[To be done]
Gather every line of the records that contains the word "List" and copy each one.
________________
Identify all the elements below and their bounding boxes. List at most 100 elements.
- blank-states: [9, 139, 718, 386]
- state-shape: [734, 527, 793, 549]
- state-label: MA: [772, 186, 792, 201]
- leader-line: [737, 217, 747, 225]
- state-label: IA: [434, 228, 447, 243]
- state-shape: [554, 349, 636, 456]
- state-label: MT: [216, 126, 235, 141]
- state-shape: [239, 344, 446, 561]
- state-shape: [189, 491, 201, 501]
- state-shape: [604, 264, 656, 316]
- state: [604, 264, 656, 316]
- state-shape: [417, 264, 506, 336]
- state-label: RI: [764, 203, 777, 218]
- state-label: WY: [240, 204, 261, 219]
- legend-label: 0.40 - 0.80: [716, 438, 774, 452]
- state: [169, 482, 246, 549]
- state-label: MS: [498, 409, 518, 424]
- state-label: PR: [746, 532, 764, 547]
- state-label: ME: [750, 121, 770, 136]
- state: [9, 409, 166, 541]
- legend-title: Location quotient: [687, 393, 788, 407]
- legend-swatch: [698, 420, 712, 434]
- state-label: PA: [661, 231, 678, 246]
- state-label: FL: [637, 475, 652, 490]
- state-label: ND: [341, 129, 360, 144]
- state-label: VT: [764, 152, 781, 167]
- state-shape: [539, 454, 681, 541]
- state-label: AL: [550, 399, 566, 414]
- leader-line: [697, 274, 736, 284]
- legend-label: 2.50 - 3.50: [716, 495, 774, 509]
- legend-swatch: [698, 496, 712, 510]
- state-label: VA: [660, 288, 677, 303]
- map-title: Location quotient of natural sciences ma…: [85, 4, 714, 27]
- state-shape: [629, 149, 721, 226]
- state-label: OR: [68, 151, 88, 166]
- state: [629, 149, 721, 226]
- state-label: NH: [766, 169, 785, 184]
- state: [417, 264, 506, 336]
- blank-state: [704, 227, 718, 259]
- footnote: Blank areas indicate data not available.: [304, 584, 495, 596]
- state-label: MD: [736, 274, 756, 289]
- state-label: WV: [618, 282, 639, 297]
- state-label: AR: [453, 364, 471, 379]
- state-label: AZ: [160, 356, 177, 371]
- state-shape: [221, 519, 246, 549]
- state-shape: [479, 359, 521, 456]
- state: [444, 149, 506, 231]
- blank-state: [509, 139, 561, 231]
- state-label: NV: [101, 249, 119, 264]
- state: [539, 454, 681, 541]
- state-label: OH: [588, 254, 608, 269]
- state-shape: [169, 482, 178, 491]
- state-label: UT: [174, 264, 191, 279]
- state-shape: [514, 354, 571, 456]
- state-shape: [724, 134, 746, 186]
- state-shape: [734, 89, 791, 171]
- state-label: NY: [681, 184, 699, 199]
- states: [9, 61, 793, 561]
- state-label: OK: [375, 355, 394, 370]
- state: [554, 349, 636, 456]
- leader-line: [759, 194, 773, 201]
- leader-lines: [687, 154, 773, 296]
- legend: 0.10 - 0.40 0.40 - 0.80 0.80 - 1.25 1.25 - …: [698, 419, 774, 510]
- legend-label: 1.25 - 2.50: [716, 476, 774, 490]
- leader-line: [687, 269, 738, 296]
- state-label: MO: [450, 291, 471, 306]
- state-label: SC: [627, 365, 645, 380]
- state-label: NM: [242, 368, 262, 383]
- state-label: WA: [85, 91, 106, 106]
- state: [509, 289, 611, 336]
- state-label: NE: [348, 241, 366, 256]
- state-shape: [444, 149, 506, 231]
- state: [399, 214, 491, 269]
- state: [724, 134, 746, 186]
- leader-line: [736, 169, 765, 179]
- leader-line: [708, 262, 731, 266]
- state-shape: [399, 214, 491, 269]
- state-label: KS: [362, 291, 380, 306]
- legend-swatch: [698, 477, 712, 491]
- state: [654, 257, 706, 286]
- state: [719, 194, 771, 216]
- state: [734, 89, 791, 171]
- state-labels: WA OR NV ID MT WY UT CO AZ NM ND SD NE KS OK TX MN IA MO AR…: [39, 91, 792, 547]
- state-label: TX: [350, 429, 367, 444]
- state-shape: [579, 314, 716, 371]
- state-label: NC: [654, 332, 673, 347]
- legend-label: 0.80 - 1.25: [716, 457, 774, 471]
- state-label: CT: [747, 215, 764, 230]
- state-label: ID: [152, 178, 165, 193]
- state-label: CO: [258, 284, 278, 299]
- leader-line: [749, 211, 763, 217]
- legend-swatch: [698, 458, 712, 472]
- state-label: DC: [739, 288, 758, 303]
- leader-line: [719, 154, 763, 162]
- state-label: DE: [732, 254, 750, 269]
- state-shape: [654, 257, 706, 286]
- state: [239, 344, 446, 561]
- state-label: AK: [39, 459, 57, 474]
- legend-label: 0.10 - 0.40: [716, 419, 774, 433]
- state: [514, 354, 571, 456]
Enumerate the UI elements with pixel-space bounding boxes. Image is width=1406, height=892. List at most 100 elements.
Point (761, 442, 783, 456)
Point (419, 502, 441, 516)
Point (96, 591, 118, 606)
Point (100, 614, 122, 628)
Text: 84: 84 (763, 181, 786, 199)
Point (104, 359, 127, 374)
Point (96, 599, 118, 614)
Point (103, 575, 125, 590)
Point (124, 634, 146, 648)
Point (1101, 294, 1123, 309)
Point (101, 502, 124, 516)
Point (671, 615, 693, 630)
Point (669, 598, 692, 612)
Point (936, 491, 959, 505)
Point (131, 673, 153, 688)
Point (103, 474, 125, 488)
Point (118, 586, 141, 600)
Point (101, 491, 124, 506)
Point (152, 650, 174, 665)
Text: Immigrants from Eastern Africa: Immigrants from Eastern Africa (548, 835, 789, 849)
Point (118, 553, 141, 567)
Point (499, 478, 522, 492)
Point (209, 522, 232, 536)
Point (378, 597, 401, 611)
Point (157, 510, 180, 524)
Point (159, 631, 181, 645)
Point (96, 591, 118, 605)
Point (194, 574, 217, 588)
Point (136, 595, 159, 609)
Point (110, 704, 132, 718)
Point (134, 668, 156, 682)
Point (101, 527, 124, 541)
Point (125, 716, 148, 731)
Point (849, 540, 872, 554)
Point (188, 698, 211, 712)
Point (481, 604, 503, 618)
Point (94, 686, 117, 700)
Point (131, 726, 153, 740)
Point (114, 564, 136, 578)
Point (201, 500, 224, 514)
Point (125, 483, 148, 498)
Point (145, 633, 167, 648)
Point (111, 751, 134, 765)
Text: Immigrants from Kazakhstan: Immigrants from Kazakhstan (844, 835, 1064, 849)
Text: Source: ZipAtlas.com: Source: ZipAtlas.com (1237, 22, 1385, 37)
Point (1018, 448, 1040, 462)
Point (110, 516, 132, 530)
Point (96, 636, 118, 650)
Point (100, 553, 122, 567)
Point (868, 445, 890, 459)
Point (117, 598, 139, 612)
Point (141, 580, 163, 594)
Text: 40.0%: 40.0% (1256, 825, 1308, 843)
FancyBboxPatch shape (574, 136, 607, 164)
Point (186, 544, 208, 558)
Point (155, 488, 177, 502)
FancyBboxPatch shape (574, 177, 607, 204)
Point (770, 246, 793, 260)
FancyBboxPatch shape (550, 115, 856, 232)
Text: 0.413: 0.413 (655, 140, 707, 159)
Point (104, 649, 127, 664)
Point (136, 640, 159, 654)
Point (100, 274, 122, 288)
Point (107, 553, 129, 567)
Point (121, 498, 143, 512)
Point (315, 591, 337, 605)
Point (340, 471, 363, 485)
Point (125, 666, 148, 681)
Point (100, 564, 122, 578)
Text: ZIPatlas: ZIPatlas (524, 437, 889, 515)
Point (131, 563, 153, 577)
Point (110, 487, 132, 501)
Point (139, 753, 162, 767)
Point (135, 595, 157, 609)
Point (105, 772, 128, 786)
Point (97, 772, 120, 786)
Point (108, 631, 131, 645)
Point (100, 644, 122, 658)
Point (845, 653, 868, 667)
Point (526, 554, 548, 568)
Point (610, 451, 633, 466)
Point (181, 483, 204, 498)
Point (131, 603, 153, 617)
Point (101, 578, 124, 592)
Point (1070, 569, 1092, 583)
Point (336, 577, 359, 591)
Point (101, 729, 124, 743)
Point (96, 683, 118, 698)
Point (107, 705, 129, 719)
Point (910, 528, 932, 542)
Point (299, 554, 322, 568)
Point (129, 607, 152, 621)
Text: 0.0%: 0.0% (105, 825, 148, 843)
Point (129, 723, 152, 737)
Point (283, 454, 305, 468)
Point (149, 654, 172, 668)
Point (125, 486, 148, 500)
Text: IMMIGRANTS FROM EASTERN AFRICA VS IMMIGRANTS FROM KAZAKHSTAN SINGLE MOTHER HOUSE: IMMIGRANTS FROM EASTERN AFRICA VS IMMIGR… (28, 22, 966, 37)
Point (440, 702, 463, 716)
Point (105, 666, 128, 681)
________________
[Result of this exercise]
Identify all the elements below and their bounding boxes. List at most 100 elements.
Enumerate the UI elements with pixel-space bounding boxes. Image is width=1406, height=892. List at most 100 elements.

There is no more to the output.